Identify the lines containing the word "TradeWave". Copy each one.

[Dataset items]

** BEGIN **

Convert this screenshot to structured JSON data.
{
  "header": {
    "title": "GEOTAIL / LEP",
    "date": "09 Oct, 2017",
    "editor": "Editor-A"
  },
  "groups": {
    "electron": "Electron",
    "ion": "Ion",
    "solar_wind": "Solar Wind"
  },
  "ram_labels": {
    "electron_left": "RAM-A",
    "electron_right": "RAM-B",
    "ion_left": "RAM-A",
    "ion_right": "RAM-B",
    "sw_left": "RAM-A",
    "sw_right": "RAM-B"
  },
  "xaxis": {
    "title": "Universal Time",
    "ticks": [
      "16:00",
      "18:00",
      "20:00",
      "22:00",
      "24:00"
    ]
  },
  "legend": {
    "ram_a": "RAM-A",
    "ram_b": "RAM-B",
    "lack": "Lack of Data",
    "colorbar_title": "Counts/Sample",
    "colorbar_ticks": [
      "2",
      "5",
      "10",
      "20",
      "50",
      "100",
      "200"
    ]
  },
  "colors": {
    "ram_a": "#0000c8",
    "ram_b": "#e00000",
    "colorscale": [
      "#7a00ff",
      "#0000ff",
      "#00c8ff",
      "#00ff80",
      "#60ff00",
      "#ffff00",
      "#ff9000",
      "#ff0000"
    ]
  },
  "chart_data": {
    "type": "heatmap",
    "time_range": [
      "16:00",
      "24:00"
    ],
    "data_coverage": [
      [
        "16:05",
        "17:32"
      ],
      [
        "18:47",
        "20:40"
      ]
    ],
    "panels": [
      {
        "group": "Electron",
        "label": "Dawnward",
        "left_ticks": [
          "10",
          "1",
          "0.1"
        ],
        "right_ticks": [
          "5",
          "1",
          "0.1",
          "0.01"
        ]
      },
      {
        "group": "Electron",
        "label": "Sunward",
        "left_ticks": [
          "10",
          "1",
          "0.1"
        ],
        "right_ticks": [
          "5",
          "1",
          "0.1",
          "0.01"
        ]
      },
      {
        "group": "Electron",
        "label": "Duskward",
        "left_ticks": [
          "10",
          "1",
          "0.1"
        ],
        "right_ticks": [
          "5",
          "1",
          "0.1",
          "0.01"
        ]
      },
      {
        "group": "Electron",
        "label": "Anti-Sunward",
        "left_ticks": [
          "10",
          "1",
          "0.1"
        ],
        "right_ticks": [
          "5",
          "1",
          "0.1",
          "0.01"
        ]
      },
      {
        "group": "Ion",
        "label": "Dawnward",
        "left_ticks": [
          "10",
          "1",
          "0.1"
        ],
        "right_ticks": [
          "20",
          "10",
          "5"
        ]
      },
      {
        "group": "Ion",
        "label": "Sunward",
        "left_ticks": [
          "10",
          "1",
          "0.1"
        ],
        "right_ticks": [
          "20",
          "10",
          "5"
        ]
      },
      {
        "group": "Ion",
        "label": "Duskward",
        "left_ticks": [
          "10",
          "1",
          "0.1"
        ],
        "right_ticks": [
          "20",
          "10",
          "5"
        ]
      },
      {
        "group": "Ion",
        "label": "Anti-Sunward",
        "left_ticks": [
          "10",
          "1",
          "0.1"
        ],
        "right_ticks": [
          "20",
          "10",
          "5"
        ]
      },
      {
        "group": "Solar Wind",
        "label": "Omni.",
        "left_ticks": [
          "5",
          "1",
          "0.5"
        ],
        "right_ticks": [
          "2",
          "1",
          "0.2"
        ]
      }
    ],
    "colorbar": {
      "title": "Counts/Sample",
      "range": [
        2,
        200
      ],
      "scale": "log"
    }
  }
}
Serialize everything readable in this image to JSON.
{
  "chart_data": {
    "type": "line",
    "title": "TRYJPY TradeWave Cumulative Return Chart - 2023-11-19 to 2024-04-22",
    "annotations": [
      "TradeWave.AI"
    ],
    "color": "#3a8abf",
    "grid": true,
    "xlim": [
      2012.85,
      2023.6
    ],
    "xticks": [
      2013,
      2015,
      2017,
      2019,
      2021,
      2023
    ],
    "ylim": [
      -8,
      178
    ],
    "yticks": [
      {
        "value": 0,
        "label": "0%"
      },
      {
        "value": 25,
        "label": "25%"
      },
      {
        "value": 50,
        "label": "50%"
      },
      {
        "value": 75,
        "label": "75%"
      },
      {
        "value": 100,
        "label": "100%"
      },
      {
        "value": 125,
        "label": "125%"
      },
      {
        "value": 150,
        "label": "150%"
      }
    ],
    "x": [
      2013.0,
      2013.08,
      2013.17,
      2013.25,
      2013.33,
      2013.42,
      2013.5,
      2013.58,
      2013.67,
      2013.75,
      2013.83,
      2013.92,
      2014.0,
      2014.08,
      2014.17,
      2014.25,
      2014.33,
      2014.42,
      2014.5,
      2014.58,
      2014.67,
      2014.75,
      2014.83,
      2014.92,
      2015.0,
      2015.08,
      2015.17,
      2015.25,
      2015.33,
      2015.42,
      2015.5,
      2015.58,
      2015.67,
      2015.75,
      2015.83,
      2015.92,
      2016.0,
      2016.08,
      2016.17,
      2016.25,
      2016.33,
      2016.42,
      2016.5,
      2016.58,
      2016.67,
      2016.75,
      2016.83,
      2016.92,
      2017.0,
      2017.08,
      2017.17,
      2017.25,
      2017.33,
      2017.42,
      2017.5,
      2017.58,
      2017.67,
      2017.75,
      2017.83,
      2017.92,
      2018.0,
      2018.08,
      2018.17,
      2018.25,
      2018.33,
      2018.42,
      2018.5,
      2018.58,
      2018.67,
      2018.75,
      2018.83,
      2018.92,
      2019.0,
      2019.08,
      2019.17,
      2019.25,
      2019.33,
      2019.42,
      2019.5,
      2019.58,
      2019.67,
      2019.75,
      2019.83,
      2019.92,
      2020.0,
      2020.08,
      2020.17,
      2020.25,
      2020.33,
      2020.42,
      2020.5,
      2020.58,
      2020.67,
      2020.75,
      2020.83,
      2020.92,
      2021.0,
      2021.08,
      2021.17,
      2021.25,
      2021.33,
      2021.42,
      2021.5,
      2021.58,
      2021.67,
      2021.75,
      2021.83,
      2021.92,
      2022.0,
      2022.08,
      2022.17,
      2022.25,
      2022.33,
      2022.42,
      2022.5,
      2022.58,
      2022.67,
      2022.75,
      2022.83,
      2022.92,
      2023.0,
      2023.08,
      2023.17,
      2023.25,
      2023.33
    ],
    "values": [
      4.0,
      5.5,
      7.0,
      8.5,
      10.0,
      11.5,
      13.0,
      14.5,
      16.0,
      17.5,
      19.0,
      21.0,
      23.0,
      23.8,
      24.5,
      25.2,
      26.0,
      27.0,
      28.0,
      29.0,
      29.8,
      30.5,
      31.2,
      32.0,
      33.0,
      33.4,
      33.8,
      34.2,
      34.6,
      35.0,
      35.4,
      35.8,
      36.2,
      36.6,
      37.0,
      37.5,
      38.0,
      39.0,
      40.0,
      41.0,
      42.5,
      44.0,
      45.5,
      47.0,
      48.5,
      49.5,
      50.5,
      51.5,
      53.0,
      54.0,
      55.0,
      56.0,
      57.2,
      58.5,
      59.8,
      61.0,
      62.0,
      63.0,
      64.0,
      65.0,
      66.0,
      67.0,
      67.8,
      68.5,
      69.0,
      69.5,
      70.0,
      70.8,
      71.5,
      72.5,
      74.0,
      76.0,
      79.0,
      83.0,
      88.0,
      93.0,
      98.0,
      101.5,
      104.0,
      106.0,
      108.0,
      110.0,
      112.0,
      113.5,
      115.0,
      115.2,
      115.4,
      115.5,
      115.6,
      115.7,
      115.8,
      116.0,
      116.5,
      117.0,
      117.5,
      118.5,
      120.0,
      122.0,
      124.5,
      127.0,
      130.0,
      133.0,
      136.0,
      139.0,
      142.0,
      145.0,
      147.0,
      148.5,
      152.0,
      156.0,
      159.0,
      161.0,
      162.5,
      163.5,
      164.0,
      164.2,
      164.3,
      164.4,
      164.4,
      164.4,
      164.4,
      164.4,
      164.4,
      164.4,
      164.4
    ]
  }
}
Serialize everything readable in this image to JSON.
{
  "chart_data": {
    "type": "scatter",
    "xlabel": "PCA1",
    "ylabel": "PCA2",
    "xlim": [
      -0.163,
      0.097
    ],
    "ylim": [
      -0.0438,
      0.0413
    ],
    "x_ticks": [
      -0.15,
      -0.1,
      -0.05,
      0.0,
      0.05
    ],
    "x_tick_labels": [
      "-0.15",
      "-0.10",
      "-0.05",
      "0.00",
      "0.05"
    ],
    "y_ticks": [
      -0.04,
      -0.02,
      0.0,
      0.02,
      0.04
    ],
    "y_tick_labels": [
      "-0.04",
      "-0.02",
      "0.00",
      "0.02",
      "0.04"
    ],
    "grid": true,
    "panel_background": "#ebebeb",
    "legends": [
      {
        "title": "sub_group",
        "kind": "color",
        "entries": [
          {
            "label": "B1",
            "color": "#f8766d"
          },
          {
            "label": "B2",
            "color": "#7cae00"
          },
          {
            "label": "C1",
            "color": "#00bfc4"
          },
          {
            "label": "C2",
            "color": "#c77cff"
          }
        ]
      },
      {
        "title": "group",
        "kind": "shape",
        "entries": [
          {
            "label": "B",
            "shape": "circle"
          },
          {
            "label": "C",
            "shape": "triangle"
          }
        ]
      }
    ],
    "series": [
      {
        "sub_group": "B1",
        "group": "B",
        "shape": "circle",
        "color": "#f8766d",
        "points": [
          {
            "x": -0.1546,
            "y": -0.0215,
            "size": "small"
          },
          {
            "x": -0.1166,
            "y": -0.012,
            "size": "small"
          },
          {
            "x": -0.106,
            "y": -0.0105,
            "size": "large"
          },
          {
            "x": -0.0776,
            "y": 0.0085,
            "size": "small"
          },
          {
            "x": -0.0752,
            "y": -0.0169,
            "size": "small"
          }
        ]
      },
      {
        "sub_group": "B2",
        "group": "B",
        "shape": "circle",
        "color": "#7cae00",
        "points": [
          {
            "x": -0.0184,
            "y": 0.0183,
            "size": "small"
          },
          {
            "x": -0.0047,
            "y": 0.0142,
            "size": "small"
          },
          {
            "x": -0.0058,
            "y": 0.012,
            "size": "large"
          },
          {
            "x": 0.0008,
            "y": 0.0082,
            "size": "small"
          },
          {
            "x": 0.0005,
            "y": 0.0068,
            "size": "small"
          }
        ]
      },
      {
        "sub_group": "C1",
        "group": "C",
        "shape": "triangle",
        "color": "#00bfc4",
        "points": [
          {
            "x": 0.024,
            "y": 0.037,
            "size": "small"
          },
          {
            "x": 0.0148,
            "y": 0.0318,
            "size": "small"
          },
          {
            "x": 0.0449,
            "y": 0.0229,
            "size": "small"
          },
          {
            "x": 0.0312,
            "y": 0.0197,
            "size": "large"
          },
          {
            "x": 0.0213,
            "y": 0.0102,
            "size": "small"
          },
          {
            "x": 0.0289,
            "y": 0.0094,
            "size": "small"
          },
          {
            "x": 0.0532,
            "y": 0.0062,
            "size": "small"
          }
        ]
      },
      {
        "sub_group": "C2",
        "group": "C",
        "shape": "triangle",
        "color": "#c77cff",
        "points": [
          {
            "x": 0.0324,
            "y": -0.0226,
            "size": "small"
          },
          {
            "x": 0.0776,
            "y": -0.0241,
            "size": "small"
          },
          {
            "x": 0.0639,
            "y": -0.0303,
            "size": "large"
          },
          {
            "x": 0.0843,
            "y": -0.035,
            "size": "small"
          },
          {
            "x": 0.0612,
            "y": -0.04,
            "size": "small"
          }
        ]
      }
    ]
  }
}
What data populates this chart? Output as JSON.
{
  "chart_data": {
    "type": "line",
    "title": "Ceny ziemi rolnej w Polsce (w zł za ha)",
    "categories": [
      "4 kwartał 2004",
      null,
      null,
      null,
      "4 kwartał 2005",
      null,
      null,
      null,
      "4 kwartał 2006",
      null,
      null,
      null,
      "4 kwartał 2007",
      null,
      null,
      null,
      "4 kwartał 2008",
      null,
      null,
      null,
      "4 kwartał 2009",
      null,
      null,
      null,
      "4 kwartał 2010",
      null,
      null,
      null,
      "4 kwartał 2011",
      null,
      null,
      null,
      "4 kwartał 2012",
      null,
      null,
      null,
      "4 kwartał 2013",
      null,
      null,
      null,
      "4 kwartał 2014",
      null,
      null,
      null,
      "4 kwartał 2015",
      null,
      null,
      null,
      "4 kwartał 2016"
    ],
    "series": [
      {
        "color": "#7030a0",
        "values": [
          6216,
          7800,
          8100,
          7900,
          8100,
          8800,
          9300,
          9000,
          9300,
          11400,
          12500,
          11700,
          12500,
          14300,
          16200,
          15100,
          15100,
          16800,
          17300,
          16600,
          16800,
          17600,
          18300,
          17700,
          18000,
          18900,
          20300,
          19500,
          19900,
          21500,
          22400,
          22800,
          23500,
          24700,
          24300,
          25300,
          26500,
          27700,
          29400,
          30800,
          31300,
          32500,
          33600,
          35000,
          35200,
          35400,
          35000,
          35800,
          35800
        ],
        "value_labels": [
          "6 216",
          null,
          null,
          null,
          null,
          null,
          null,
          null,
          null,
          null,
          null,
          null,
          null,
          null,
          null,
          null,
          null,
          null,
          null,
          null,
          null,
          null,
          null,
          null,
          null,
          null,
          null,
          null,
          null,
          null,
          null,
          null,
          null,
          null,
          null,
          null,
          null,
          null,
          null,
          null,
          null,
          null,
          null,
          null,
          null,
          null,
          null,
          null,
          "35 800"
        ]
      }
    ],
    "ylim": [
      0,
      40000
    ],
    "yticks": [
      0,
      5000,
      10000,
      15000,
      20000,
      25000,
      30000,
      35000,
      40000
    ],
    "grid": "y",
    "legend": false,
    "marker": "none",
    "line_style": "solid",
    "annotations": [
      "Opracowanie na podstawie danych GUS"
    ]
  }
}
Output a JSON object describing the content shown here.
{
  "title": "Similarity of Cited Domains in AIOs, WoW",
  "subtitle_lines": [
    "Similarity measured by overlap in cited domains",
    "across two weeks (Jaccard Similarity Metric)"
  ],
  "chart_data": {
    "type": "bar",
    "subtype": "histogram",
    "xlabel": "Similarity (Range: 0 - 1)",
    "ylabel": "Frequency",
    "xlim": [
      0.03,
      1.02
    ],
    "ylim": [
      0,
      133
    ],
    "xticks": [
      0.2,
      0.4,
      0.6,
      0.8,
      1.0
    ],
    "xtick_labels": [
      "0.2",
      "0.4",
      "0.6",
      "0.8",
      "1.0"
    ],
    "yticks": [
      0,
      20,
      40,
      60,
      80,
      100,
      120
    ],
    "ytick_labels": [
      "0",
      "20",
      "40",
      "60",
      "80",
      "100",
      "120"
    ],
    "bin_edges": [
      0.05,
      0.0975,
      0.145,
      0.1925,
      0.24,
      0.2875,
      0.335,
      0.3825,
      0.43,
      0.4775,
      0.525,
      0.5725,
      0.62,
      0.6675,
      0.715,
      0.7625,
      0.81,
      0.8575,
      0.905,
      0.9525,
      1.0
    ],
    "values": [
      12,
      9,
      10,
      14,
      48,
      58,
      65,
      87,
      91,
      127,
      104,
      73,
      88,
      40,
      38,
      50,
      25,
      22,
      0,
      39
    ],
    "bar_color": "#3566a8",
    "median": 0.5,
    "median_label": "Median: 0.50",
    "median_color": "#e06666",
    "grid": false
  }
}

** END **

* RIGHT ANSWER:
    "title": "TRYJPY TradeWave Cumulative Return Chart - 2023-11-19 to 2024-04-22",
      "TradeWave.AI"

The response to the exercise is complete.